----- Dataset excerpts -----
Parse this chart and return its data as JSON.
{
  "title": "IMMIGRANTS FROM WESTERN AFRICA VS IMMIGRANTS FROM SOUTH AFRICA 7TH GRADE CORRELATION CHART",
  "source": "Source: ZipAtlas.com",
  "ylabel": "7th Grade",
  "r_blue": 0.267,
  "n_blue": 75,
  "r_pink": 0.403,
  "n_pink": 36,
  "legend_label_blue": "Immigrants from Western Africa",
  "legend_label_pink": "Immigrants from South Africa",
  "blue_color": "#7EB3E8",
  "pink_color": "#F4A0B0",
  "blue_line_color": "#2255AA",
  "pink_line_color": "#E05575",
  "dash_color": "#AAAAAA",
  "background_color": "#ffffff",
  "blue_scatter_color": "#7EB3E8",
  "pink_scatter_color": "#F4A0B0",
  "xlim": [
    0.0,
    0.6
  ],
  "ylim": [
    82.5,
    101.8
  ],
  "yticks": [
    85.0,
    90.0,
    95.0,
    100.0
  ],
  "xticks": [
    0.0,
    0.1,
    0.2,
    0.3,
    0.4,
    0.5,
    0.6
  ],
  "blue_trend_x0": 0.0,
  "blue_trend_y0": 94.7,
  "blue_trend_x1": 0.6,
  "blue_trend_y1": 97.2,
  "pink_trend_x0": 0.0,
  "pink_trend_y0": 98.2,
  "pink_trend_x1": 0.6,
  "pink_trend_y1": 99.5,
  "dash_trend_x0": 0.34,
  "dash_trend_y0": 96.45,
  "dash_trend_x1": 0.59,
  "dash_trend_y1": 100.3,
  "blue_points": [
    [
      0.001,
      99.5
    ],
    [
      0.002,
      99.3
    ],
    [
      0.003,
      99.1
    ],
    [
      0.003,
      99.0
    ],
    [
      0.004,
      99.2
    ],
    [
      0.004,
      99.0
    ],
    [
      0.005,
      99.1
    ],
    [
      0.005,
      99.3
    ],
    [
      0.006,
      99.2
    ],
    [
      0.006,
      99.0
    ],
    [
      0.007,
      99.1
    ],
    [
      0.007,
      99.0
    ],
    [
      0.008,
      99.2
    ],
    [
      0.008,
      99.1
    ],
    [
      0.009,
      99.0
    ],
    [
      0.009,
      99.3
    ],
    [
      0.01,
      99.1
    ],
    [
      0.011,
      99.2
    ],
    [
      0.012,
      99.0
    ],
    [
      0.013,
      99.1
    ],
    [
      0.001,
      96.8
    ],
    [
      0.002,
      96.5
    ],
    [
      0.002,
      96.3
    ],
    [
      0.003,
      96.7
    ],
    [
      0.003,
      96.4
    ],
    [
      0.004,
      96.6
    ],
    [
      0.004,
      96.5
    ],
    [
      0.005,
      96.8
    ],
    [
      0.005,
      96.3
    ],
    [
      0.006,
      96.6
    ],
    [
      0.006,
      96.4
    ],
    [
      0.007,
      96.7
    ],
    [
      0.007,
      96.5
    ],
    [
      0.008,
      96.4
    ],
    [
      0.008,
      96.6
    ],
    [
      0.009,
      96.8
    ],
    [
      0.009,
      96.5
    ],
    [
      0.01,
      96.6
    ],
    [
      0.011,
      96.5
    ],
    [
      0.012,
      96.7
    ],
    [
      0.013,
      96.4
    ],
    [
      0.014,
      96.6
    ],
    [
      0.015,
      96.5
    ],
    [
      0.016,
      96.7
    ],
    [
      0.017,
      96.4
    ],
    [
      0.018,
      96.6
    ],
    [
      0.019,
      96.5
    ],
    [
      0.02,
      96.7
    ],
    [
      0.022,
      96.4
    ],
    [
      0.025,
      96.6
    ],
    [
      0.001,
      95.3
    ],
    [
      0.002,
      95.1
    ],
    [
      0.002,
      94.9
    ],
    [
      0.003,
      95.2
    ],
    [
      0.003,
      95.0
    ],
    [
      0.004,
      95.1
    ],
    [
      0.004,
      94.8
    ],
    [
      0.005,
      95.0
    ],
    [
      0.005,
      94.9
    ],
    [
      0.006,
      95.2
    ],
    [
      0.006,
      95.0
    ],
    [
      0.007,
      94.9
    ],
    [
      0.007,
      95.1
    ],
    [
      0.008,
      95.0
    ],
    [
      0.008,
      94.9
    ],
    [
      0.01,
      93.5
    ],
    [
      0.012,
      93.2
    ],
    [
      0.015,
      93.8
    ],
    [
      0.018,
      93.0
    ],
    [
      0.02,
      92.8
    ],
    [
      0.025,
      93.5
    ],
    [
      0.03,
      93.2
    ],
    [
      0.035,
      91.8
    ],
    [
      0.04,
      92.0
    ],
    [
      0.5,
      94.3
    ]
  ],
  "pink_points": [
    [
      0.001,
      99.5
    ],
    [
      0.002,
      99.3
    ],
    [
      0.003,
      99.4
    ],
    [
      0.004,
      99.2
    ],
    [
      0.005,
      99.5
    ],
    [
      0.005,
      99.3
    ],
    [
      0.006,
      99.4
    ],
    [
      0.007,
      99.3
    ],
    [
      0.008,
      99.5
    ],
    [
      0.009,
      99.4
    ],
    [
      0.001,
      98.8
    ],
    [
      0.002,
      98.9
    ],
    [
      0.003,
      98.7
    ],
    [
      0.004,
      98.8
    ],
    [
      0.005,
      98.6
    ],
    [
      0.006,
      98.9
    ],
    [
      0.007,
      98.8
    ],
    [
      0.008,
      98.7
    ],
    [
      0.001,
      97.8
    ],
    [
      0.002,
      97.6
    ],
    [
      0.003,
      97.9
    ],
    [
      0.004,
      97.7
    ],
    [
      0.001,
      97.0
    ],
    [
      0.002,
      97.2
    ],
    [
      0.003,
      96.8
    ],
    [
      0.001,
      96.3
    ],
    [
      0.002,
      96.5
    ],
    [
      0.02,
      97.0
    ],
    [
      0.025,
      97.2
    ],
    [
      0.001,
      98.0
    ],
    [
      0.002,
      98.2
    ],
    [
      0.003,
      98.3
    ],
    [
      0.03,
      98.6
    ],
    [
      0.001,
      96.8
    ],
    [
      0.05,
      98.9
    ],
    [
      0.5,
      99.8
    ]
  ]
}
-----
Exercise:
Reproduce all the records precisely.

Result:
Parse this chart and return its data as JSON.
{
  "title": "IMMIGRANTS FROM WESTERN AFRICA VS IMMIGRANTS FROM SOUTH AFRICA 7TH GRADE CORRELATION CHART",
  "source": "Source: ZipAtlas.com",
  "ylabel": "7th Grade",
  "r_blue": 0.267,
  "n_blue": 75,
  "r_pink": 0.403,
  "n_pink": 36,
  "legend_label_blue": "Immigrants from Western Africa",
  "legend_label_pink": "Immigrants from South Africa",
  "blue_color": "#7EB3E8",
  "pink_color": "#F4A0B0",
  "blue_line_color": "#2255AA",
  "pink_line_color": "#E05575",
  "dash_color": "#AAAAAA",
  "background_color": "#ffffff",
  "blue_scatter_color": "#7EB3E8",
  "pink_scatter_color": "#F4A0B0",
  "xlim": [
    0.0,
    0.6
  ],
  "ylim": [
    82.5,
    101.8
  ],
  "yticks": [
    85.0,
    90.0,
    95.0,
    100.0
  ],
  "xticks": [
    0.0,
    0.1,
    0.2,
    0.3,
    0.4,
    0.5,
    0.6
  ],
  "blue_trend_x0": 0.0,
  "blue_trend_y0": 94.7,
  "blue_trend_x1": 0.6,
  "blue_trend_y1": 97.2,
  "pink_trend_x0": 0.0,
  "pink_trend_y0": 98.2,
  "pink_trend_x1": 0.6,
  "pink_trend_y1": 99.5,
  "dash_trend_x0": 0.34,
  "dash_trend_y0": 96.45,
  "dash_trend_x1": 0.59,
  "dash_trend_y1": 100.3,
  "blue_points": [
    [
      0.001,
      99.5
    ],
    [
      0.002,
      99.3
    ],
    [
      0.003,
      99.1
    ],
    [
      0.003,
      99.0
    ],
    [
      0.004,
      99.2
    ],
    [
      0.004,
      99.0
    ],
    [
      0.005,
      99.1
    ],
    [
      0.005,
      99.3
    ],
    [
      0.006,
      99.2
    ],
    [
      0.006,
      99.0
    ],
    [
      0.007,
      99.1
    ],
    [
      0.007,
      99.0
    ],
    [
      0.008,
      99.2
    ],
    [
      0.008,
      99.1
    ],
    [
      0.009,
      99.0
    ],
    [
      0.009,
      99.3
    ],
    [
      0.01,
      99.1
    ],
    [
      0.011,
      99.2
    ],
    [
      0.012,
      99.0
    ],
    [
      0.013,
      99.1
    ],
    [
      0.001,
      96.8
    ],
    [
      0.002,
      96.5
    ],
    [
      0.002,
      96.3
    ],
    [
      0.003,
      96.7
    ],
    [
      0.003,
      96.4
    ],
    [
      0.004,
      96.6
    ],
    [
      0.004,
      96.5
    ],
    [
      0.005,
      96.8
    ],
    [
      0.005,
      96.3
    ],
    [
      0.006,
      96.6
    ],
    [
      0.006,
      96.4
    ],
    [
      0.007,
      96.7
    ],
    [
      0.007,
      96.5
    ],
    [
      0.008,
      96.4
    ],
    [
      0.008,
      96.6
    ],
    [
      0.009,
      96.8
    ],
    [
      0.009,
      96.5
    ],
    [
      0.01,
      96.6
    ],
    [
      0.011,
      96.5
    ],
    [
      0.012,
      96.7
    ],
    [
      0.013,
      96.4
    ],
    [
      0.014,
      96.6
    ],
    [
      0.015,
      96.5
    ],
    [
      0.016,
      96.7
    ],
    [
      0.017,
      96.4
    ],
    [
      0.018,
      96.6
    ],
    [
      0.019,
      96.5
    ],
    [
      0.02,
      96.7
    ],
    [
      0.022,
      96.4
    ],
    [
      0.025,
      96.6
    ],
    [
      0.001,
      95.3
    ],
    [
      0.002,
      95.1
    ],
    [
      0.002,
      94.9
    ],
    [
      0.003,
      95.2
    ],
    [
      0.003,
      95.0
    ],
    [
      0.004,
      95.1
    ],
    [
      0.004,
      94.8
    ],
    [
      0.005,
      95.0
    ],
    [
      0.005,
      94.9
    ],
    [
      0.006,
      95.2
    ],
    [
      0.006,
      95.0
    ],
    [
      0.007,
      94.9
    ],
    [
      0.007,
      95.1
    ],
    [
      0.008,
      95.0
    ],
    [
      0.008,
      94.9
    ],
    [
      0.01,
      93.5
    ],
    [
      0.012,
      93.2
    ],
    [
      0.015,
      93.8
    ],
    [
      0.018,
      93.0
    ],
    [
      0.02,
      92.8
    ],
    [
      0.025,
      93.5
    ],
    [
      0.03,
      93.2
    ],
    [
      0.035,
      91.8
    ],
    [
      0.04,
      92.0
    ],
    [
      0.5,
      94.3
    ]
  ],
  "pink_points": [
    [
      0.001,
      99.5
    ],
    [
      0.002,
      99.3
    ],
    [
      0.003,
      99.4
    ],
    [
      0.004,
      99.2
    ],
    [
      0.005,
      99.5
    ],
    [
      0.005,
      99.3
    ],
    [
      0.006,
      99.4
    ],
    [
      0.007,
      99.3
    ],
    [
      0.008,
      99.5
    ],
    [
      0.009,
      99.4
    ],
    [
      0.001,
      98.8
    ],
    [
      0.002,
      98.9
    ],
    [
      0.003,
      98.7
    ],
    [
      0.004,
      98.8
    ],
    [
      0.005,
      98.6
    ],
    [
      0.006,
      98.9
    ],
    [
      0.007,
      98.8
    ],
    [
      0.008,
      98.7
    ],
    [
      0.001,
      97.8
    ],
    [
      0.002,
      97.6
    ],
    [
      0.003,
      97.9
    ],
    [
      0.004,
      97.7
    ],
    [
      0.001,
      97.0
    ],
    [
      0.002,
      97.2
    ],
    [
      0.003,
      96.8
    ],
    [
      0.001,
      96.3
    ],
    [
      0.002,
      96.5
    ],
    [
      0.02,
      97.0
    ],
    [
      0.025,
      97.2
    ],
    [
      0.001,
      98.0
    ],
    [
      0.002,
      98.2
    ],
    [
      0.003,
      98.3
    ],
    [
      0.03,
      98.6
    ],
    [
      0.001,
      96.8
    ],
    [
      0.05,
      98.9
    ],
    [
      0.5,
      99.8
    ]
  ]
}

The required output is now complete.